Challenge – Rewrite the lines below with "legend-marker" swapped in for every "legend-swatch", keeping everything else the same, and omit the pictures.

Stored data

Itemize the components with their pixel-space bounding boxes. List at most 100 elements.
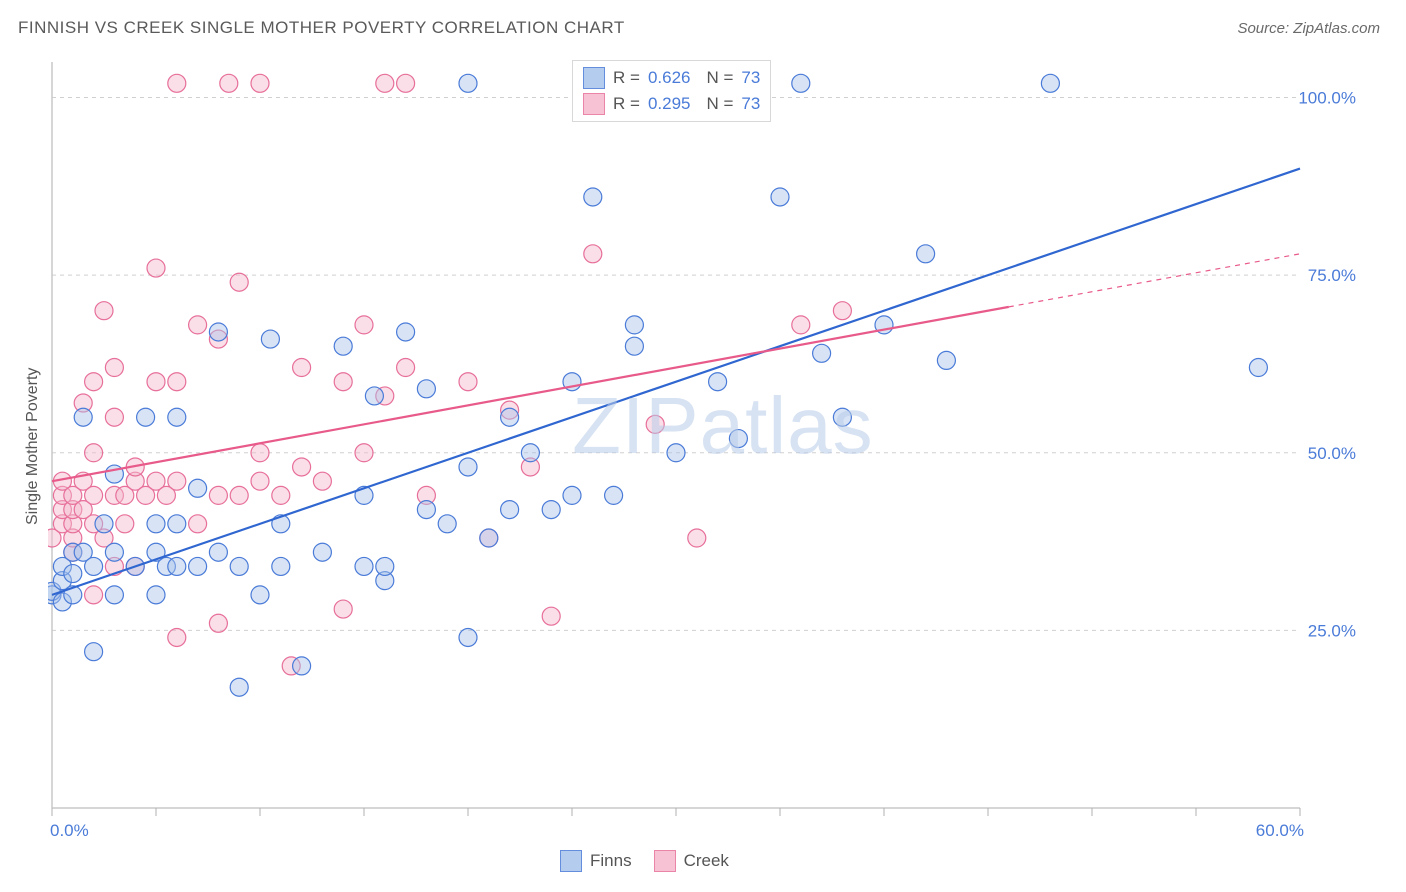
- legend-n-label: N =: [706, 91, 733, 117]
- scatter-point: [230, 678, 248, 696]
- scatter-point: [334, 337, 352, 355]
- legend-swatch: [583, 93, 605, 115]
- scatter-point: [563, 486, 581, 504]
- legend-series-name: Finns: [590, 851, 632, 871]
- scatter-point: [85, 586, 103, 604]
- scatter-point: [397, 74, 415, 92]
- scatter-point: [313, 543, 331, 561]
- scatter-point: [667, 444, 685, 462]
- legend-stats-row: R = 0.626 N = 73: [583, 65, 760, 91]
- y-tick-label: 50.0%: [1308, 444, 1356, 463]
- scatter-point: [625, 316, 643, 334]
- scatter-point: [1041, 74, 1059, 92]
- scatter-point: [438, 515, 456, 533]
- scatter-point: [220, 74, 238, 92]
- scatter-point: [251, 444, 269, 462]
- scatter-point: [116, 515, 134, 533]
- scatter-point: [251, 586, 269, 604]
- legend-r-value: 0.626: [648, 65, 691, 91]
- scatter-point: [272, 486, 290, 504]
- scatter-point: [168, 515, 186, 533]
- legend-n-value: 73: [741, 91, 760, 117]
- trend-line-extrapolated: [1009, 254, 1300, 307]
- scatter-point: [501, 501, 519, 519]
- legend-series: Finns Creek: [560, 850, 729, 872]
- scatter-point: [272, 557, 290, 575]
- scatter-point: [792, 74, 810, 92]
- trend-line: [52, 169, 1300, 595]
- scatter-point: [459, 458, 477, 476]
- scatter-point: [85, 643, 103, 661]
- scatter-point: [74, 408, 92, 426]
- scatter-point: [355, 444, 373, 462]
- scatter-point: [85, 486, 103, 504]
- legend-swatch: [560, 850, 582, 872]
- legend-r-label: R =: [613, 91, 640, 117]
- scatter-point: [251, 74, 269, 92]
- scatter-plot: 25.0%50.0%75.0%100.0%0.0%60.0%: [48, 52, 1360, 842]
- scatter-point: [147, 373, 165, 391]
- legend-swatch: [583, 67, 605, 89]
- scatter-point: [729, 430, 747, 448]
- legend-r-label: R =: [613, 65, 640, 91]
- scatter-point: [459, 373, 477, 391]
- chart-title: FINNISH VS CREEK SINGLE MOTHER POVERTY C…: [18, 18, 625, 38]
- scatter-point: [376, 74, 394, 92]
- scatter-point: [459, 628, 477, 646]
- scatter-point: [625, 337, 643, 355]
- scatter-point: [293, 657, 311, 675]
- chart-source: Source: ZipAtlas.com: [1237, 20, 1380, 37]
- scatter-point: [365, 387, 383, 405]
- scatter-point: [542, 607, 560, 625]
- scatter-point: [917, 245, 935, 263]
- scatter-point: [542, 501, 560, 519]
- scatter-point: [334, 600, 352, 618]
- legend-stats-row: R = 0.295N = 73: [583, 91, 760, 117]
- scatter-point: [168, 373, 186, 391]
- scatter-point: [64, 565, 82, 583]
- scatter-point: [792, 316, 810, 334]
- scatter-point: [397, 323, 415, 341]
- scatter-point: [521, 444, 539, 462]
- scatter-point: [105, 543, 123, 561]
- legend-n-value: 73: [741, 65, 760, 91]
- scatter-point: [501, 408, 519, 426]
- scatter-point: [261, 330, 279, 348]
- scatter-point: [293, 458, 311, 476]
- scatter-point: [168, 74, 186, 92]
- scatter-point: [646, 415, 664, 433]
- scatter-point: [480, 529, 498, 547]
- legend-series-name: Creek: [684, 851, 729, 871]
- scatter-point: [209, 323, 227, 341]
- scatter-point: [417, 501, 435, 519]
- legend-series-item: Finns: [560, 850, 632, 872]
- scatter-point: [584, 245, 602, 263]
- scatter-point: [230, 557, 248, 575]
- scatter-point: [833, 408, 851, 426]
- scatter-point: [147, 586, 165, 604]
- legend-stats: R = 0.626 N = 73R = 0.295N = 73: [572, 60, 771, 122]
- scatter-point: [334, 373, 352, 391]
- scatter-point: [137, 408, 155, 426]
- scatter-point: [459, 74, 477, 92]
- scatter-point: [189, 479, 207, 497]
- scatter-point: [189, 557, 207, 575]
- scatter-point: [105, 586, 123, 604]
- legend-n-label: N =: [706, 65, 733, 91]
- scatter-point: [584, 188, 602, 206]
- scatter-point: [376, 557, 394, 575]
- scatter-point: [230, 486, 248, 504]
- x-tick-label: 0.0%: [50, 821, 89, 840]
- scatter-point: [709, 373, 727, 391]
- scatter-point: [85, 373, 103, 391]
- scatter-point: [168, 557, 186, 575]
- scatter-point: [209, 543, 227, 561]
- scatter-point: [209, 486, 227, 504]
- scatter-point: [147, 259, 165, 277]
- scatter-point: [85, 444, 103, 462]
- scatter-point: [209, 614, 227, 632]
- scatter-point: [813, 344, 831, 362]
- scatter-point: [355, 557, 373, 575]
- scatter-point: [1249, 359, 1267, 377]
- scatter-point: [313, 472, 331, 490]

Full response –
Itemize the components with their pixel-space bounding boxes. List at most 100 elements.
- legend-n-label: N =: [706, 91, 733, 117]
- scatter-point: [230, 678, 248, 696]
- scatter-point: [334, 337, 352, 355]
- legend-marker: [583, 93, 605, 115]
- scatter-point: [563, 486, 581, 504]
- legend-series-name: Finns: [590, 851, 632, 871]
- scatter-point: [85, 586, 103, 604]
- scatter-point: [397, 74, 415, 92]
- scatter-point: [313, 543, 331, 561]
- scatter-point: [667, 444, 685, 462]
- legend-stats-row: R = 0.626 N = 73: [583, 65, 760, 91]
- y-tick-label: 50.0%: [1308, 444, 1356, 463]
- scatter-point: [625, 316, 643, 334]
- scatter-point: [1041, 74, 1059, 92]
- scatter-point: [438, 515, 456, 533]
- scatter-point: [220, 74, 238, 92]
- scatter-point: [251, 444, 269, 462]
- scatter-point: [116, 515, 134, 533]
- scatter-point: [251, 586, 269, 604]
- legend-r-value: 0.626: [648, 65, 691, 91]
- scatter-point: [272, 486, 290, 504]
- scatter-point: [168, 515, 186, 533]
- legend-n-value: 73: [741, 91, 760, 117]
- trend-line-extrapolated: [1009, 254, 1300, 307]
- scatter-point: [501, 501, 519, 519]
- legend-series: Finns Creek: [560, 850, 729, 872]
- scatter-point: [272, 557, 290, 575]
- scatter-point: [792, 74, 810, 92]
- trend-line: [52, 169, 1300, 595]
- scatter-point: [459, 458, 477, 476]
- scatter-point: [85, 643, 103, 661]
- scatter-point: [74, 408, 92, 426]
- scatter-point: [355, 444, 373, 462]
- scatter-point: [85, 486, 103, 504]
- legend-marker: [560, 850, 582, 872]
- legend-r-label: R =: [613, 91, 640, 117]
- scatter-point: [251, 74, 269, 92]
- scatter-plot: 25.0%50.0%75.0%100.0%0.0%60.0%: [48, 52, 1360, 842]
- scatter-point: [147, 373, 165, 391]
- legend-marker: [583, 67, 605, 89]
- scatter-point: [729, 430, 747, 448]
- legend-r-label: R =: [613, 65, 640, 91]
- scatter-point: [459, 373, 477, 391]
- chart-title: FINNISH VS CREEK SINGLE MOTHER POVERTY C…: [18, 18, 625, 38]
- scatter-point: [376, 74, 394, 92]
- scatter-point: [459, 628, 477, 646]
- scatter-point: [625, 337, 643, 355]
- scatter-point: [293, 657, 311, 675]
- chart-source: Source: ZipAtlas.com: [1237, 20, 1380, 37]
- scatter-point: [365, 387, 383, 405]
- scatter-point: [542, 607, 560, 625]
- scatter-point: [917, 245, 935, 263]
- scatter-point: [542, 501, 560, 519]
- scatter-point: [334, 600, 352, 618]
- legend-stats-row: R = 0.295N = 73: [583, 91, 760, 117]
- scatter-point: [168, 373, 186, 391]
- scatter-point: [64, 565, 82, 583]
- scatter-point: [792, 316, 810, 334]
- scatter-point: [397, 323, 415, 341]
- scatter-point: [521, 444, 539, 462]
- scatter-point: [105, 543, 123, 561]
- legend-n-value: 73: [741, 65, 760, 91]
- scatter-point: [501, 408, 519, 426]
- scatter-point: [261, 330, 279, 348]
- scatter-point: [293, 458, 311, 476]
- scatter-point: [168, 74, 186, 92]
- scatter-point: [646, 415, 664, 433]
- scatter-point: [480, 529, 498, 547]
- legend-series-name: Creek: [684, 851, 729, 871]
- scatter-point: [209, 323, 227, 341]
- scatter-point: [417, 501, 435, 519]
- legend-series-item: Finns: [560, 850, 632, 872]
- scatter-point: [584, 245, 602, 263]
- scatter-point: [230, 557, 248, 575]
- scatter-point: [833, 408, 851, 426]
- scatter-point: [147, 586, 165, 604]
- legend-stats: R = 0.626 N = 73R = 0.295N = 73: [572, 60, 771, 122]
- scatter-point: [334, 373, 352, 391]
- scatter-point: [137, 408, 155, 426]
- scatter-point: [459, 74, 477, 92]
- scatter-point: [189, 479, 207, 497]
- scatter-point: [189, 557, 207, 575]
- scatter-point: [105, 586, 123, 604]
- legend-n-label: N =: [706, 65, 733, 91]
- scatter-point: [584, 188, 602, 206]
- scatter-point: [376, 557, 394, 575]
- scatter-point: [230, 486, 248, 504]
- x-tick-label: 0.0%: [50, 821, 89, 840]
- scatter-point: [709, 373, 727, 391]
- scatter-point: [85, 373, 103, 391]
- scatter-point: [168, 557, 186, 575]
- scatter-point: [209, 543, 227, 561]
- scatter-point: [209, 486, 227, 504]
- scatter-point: [147, 259, 165, 277]
- scatter-point: [85, 444, 103, 462]
- scatter-point: [209, 614, 227, 632]
- scatter-point: [813, 344, 831, 362]
- scatter-point: [355, 557, 373, 575]
- scatter-point: [1249, 359, 1267, 377]
- scatter-point: [313, 472, 331, 490]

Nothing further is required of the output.